**** INPUT RECORDS ****

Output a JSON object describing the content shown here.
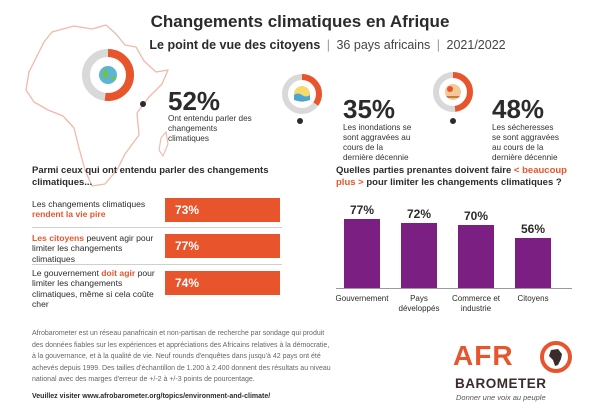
{
  "header": {
    "title": "Changements climatiques en Afrique",
    "subtitle_lead": "Le point de vue des citoyens",
    "subtitle_sep1": "|",
    "subtitle_countries": "36 pays africains",
    "subtitle_sep2": "|",
    "subtitle_years": "2021/2022"
  },
  "stats": [
    {
      "value": "52%",
      "fraction": 0.52,
      "text": "Ont entendu parler des changements climatiques",
      "icon": "earth-icon"
    },
    {
      "value": "35%",
      "fraction": 0.35,
      "text": "Les inondations se sont aggravées au cours de la dernière décennie",
      "icon": "flood-icon"
    },
    {
      "value": "48%",
      "fraction": 0.48,
      "text": "Les sécheresses se sont aggravées au cours de la dernière décennie",
      "icon": "drought-icon"
    }
  ],
  "left_section": {
    "heading": "Parmi ceux qui ont entendu parler des changements climatiques...",
    "rows": [
      {
        "pre": "Les changements climatiques ",
        "em": "rendent la vie pire",
        "post": "",
        "value": "73%"
      },
      {
        "pre": "",
        "em": "Les citoyens",
        "post": " peuvent agir pour limiter les changements climatiques",
        "value": "77%"
      },
      {
        "pre": "Le gouvernement ",
        "em": "doit agir",
        "post": " pour limiter les changements climatiques, même si cela coûte cher",
        "value": "74%"
      }
    ]
  },
  "right_section": {
    "heading_pre": "Quelles parties prenantes doivent faire ",
    "heading_hl": "< beaucoup plus >",
    "heading_post": " pour limiter les changements climatiques ?"
  },
  "chart_data": {
    "type": "bar",
    "title": "Quelles parties prenantes doivent faire < beaucoup plus > pour limiter les changements climatiques ?",
    "categories": [
      "Gouvernement",
      "Pays développés",
      "Commerce et industrie",
      "Citoyens"
    ],
    "category_lines": [
      [
        "Gouvernement"
      ],
      [
        "Pays",
        "développés"
      ],
      [
        "Commerce et",
        "industrie"
      ],
      [
        "Citoyens"
      ]
    ],
    "values": [
      77,
      72,
      70,
      56
    ],
    "labels": [
      "77%",
      "72%",
      "70%",
      "56%"
    ],
    "unit": "%",
    "ylim": [
      0,
      100
    ],
    "xlabel": "",
    "ylabel": "",
    "grid": false,
    "bar_color": "#7b2082"
  },
  "footer": {
    "body": "Afrobarometer est un réseau panafricain et non-partisan de recherche par sondage qui produit des données fiables sur les expériences et appréciations des Africains relatives à la démocratie, à la gouvernance, et à la qualité de vie. Neuf rounds d'enquêtes dans jusqu'à 42 pays ont été achevés depuis 1999. Des tailles d'échantillon de 1.200 à 2.400 donnent des résultats au niveau national avec des marges d'erreur de +/-2 à +/-3 points de pourcentage.",
    "link": "Veuillez visiter www.afrobarometer.org/topics/environment-and-climate/"
  },
  "logo": {
    "afro": "AFR",
    "barometer": "BAROMETER",
    "tagline": "Donner une voix au peuple"
  },
  "colors": {
    "accent": "#e8542c",
    "purple": "#7b2082",
    "ring_track": "#d9d9d9",
    "text": "#2b2b2b"
  }
}
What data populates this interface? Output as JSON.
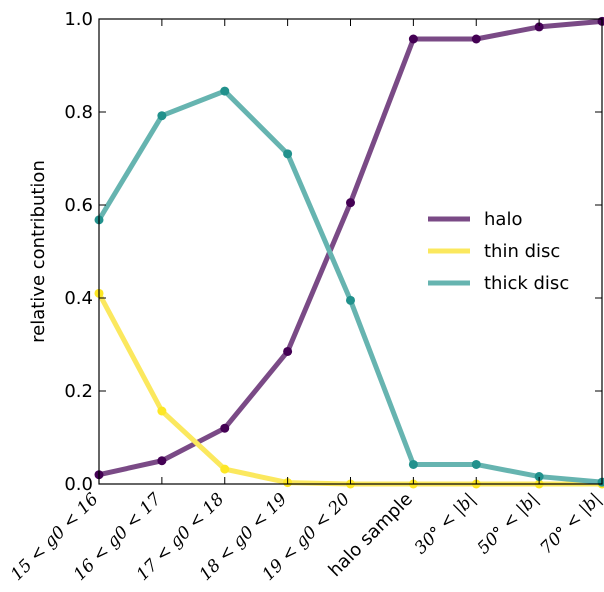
{
  "chart_data": {
    "type": "line",
    "title": "",
    "xlabel": "",
    "ylabel": "relative contribution",
    "ylim": [
      0.0,
      1.0
    ],
    "yticks": [
      "0.0",
      "0.2",
      "0.4",
      "0.6",
      "0.8",
      "1.0"
    ],
    "categories": [
      "15 < g0 < 16",
      "16 < g0 < 17",
      "17 < g0 < 18",
      "18 < g0 < 19",
      "19 < g0 < 20",
      "halo sample",
      "30° < |b|",
      "50° < |b|",
      "70° < |b|"
    ],
    "grid": false,
    "legend_position": "center-right",
    "series": [
      {
        "name": "halo",
        "color": "#440154",
        "line_color": "#7a4a86",
        "values": [
          0.02,
          0.05,
          0.12,
          0.285,
          0.605,
          0.957,
          0.957,
          0.983,
          0.995
        ]
      },
      {
        "name": "thin disc",
        "color": "#fde725",
        "line_color": "#fbe85e",
        "values": [
          0.41,
          0.157,
          0.032,
          0.003,
          0.0,
          0.0,
          0.0,
          0.0,
          0.0
        ]
      },
      {
        "name": "thick disc",
        "color": "#21918c",
        "line_color": "#66b4b0",
        "values": [
          0.568,
          0.792,
          0.845,
          0.71,
          0.395,
          0.042,
          0.042,
          0.016,
          0.004
        ]
      }
    ]
  }
}
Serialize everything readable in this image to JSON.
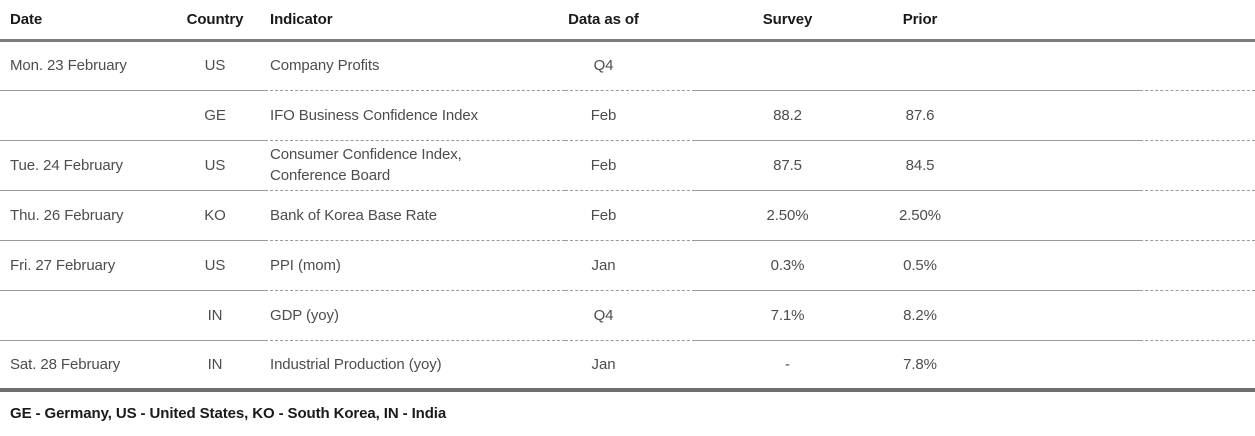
{
  "table": {
    "columns": [
      {
        "key": "date",
        "label": "Date"
      },
      {
        "key": "country",
        "label": "Country"
      },
      {
        "key": "indicator",
        "label": "Indicator"
      },
      {
        "key": "data_as_of",
        "label": "Data as of"
      },
      {
        "key": "survey",
        "label": "Survey"
      },
      {
        "key": "prior",
        "label": "Prior"
      }
    ],
    "rows": [
      {
        "date": "Mon. 23 February",
        "country": "US",
        "indicator": "Company Profits",
        "data_as_of": "Q4",
        "survey": "",
        "prior": ""
      },
      {
        "date": "",
        "country": "GE",
        "indicator": "IFO Business Confidence Index",
        "data_as_of": "Feb",
        "survey": "88.2",
        "prior": "87.6"
      },
      {
        "date": "Tue. 24 February",
        "country": "US",
        "indicator": "Consumer Confidence Index, Conference Board",
        "data_as_of": "Feb",
        "survey": "87.5",
        "prior": "84.5"
      },
      {
        "date": "Thu. 26 February",
        "country": "KO",
        "indicator": "Bank of Korea Base Rate",
        "data_as_of": "Feb",
        "survey": "2.50%",
        "prior": "2.50%"
      },
      {
        "date": "Fri. 27 February",
        "country": "US",
        "indicator": "PPI (mom)",
        "data_as_of": "Jan",
        "survey": "0.3%",
        "prior": "0.5%"
      },
      {
        "date": "",
        "country": "IN",
        "indicator": "GDP (yoy)",
        "data_as_of": "Q4",
        "survey": "7.1%",
        "prior": "8.2%"
      },
      {
        "date": "Sat. 28 February",
        "country": "IN",
        "indicator": "Industrial Production (yoy)",
        "data_as_of": "Jan",
        "survey": "-",
        "prior": "7.8%"
      }
    ],
    "footnote": "GE - Germany, US - United States, KO - South Korea, IN - India"
  },
  "colors": {
    "header_text": "#1a1a1a",
    "body_text": "#4d4d4d",
    "thick_rule_top": "#7d7d7d",
    "thick_rule_bottom": "#6e6e6e",
    "thin_rule": "#9a9a9a",
    "background": "#ffffff"
  }
}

****

STATED EXERCISE
Write out the listing above again, exactly, but with no pictures in the copy.

PROBLEM SOLUTION
Output a JSON object describing the content shown here.
{
  "header": {
    "title": "Changements climatiques en Afrique",
    "subtitle_lead": "Le point de vue des citoyens",
    "subtitle_sep1": "|",
    "subtitle_countries": "36 pays africains",
    "subtitle_sep2": "|",
    "subtitle_years": "2021/2022"
  },
  "stats": [
    {
      "value": "52%",
      "fraction": 0.52,
      "text": "Ont entendu parler des changements climatiques",
      "icon": "earth-icon"
    },
    {
      "value": "35%",
      "fraction": 0.35,
      "text": "Les inondations se sont aggravées au cours de la dernière décennie",
      "icon": "flood-icon"
    },
    {
      "value": "48%",
      "fraction": 0.48,
      "text": "Les sécheresses se sont aggravées au cours de la dernière décennie",
      "icon": "drought-icon"
    }
  ],
  "left_section": {
    "heading": "Parmi ceux qui ont entendu parler des changements climatiques...",
    "rows": [
      {
        "pre": "Les changements climatiques ",
        "em": "rendent la vie pire",
        "post": "",
        "value": "73%"
      },
      {
        "pre": "",
        "em": "Les citoyens",
        "post": " peuvent agir pour limiter les changements climatiques",
        "value": "77%"
      },
      {
        "pre": "Le gouvernement ",
        "em": "doit agir",
        "post": " pour limiter les changements climatiques, même si cela coûte cher",
        "value": "74%"
      }
    ]
  },
  "right_section": {
    "heading_pre": "Quelles parties prenantes doivent faire ",
    "heading_hl": "< beaucoup plus >",
    "heading_post": " pour limiter les changements climatiques ?"
  },
  "chart_data": {
    "type": "bar",
    "title": "Quelles parties prenantes doivent faire < beaucoup plus > pour limiter les changements climatiques ?",
    "categories": [
      "Gouvernement",
      "Pays développés",
      "Commerce et industrie",
      "Citoyens"
    ],
    "category_lines": [
      [
        "Gouvernement"
      ],
      [
        "Pays",
        "développés"
      ],
      [
        "Commerce et",
        "industrie"
      ],
      [
        "Citoyens"
      ]
    ],
    "values": [
      77,
      72,
      70,
      56
    ],
    "labels": [
      "77%",
      "72%",
      "70%",
      "56%"
    ],
    "unit": "%",
    "ylim": [
      0,
      100
    ],
    "xlabel": "",
    "ylabel": "",
    "grid": false,
    "bar_color": "#7b2082"
  },
  "footer": {
    "body": "Afrobarometer est un réseau panafricain et non-partisan de recherche par sondage qui produit des données fiables sur les expériences et appréciations des Africains relatives à la démocratie, à la gouvernance, et à la qualité de vie. Neuf rounds d'enquêtes dans jusqu'à 42 pays ont été achevés depuis 1999. Des tailles d'échantillon de 1.200 à 2.400 donnent des résultats au niveau national avec des marges d'erreur de +/-2 à +/-3 points de pourcentage.",
    "link": "Veuillez visiter www.afrobarometer.org/topics/environment-and-climate/"
  },
  "logo": {
    "afro": "AFR",
    "barometer": "BAROMETER",
    "tagline": "Donner une voix au peuple"
  },
  "colors": {
    "accent": "#e8542c",
    "purple": "#7b2082",
    "ring_track": "#d9d9d9",
    "text": "#2b2b2b"
  }
}
What data populates this interface? Output as JSON.
{
  "chart_data": {
    "type": "line",
    "title": "",
    "xlabel": "",
    "ylabel": "relative contribution",
    "ylim": [
      0.0,
      1.0
    ],
    "yticks": [
      "0.0",
      "0.2",
      "0.4",
      "0.6",
      "0.8",
      "1.0"
    ],
    "categories": [
      "15 < g0 < 16",
      "16 < g0 < 17",
      "17 < g0 < 18",
      "18 < g0 < 19",
      "19 < g0 < 20",
      "halo sample",
      "30° < |b|",
      "50° < |b|",
      "70° < |b|"
    ],
    "grid": false,
    "legend_position": "center-right",
    "series": [
      {
        "name": "halo",
        "color": "#440154",
        "line_color": "#7a4a86",
        "values": [
          0.02,
          0.05,
          0.12,
          0.285,
          0.605,
          0.957,
          0.957,
          0.983,
          0.995
        ]
      },
      {
        "name": "thin disc",
        "color": "#fde725",
        "line_color": "#fbe85e",
        "values": [
          0.41,
          0.157,
          0.032,
          0.003,
          0.0,
          0.0,
          0.0,
          0.0,
          0.0
        ]
      },
      {
        "name": "thick disc",
        "color": "#21918c",
        "line_color": "#66b4b0",
        "values": [
          0.568,
          0.792,
          0.845,
          0.71,
          0.395,
          0.042,
          0.042,
          0.016,
          0.004
        ]
      }
    ]
  }
}
Serialize everything readable in this image to JSON.
{
  "table": {
    "columns": [
      {
        "key": "date",
        "label": "Date"
      },
      {
        "key": "country",
        "label": "Country"
      },
      {
        "key": "indicator",
        "label": "Indicator"
      },
      {
        "key": "data_as_of",
        "label": "Data as of"
      },
      {
        "key": "survey",
        "label": "Survey"
      },
      {
        "key": "prior",
        "label": "Prior"
      }
    ],
    "rows": [
      {
        "date": "Mon. 23 February",
        "country": "US",
        "indicator": "Company Profits",
        "data_as_of": "Q4",
        "survey": "",
        "prior": ""
      },
      {
        "date": "",
        "country": "GE",
        "indicator": "IFO Business Confidence Index",
        "data_as_of": "Feb",
        "survey": "88.2",
        "prior": "87.6"
      },
      {
        "date": "Tue. 24 February",
        "country": "US",
        "indicator": "Consumer Confidence Index, Conference Board",
        "data_as_of": "Feb",
        "survey": "87.5",
        "prior": "84.5"
      },
      {
        "date": "Thu. 26 February",
        "country": "KO",
        "indicator": "Bank of Korea Base Rate",
        "data_as_of": "Feb",
        "survey": "2.50%",
        "prior": "2.50%"
      },
      {
        "date": "Fri. 27 February",
        "country": "US",
        "indicator": "PPI (mom)",
        "data_as_of": "Jan",
        "survey": "0.3%",
        "prior": "0.5%"
      },
      {
        "date": "",
        "country": "IN",
        "indicator": "GDP (yoy)",
        "data_as_of": "Q4",
        "survey": "7.1%",
        "prior": "8.2%"
      },
      {
        "date": "Sat. 28 February",
        "country": "IN",
        "indicator": "Industrial Production (yoy)",
        "data_as_of": "Jan",
        "survey": "-",
        "prior": "7.8%"
      }
    ],
    "footnote": "GE - Germany, US - United States, KO - South Korea, IN - India"
  },
  "colors": {
    "header_text": "#1a1a1a",
    "body_text": "#4d4d4d",
    "thick_rule_top": "#7d7d7d",
    "thick_rule_bottom": "#6e6e6e",
    "thin_rule": "#9a9a9a",
    "background": "#ffffff"
  }
}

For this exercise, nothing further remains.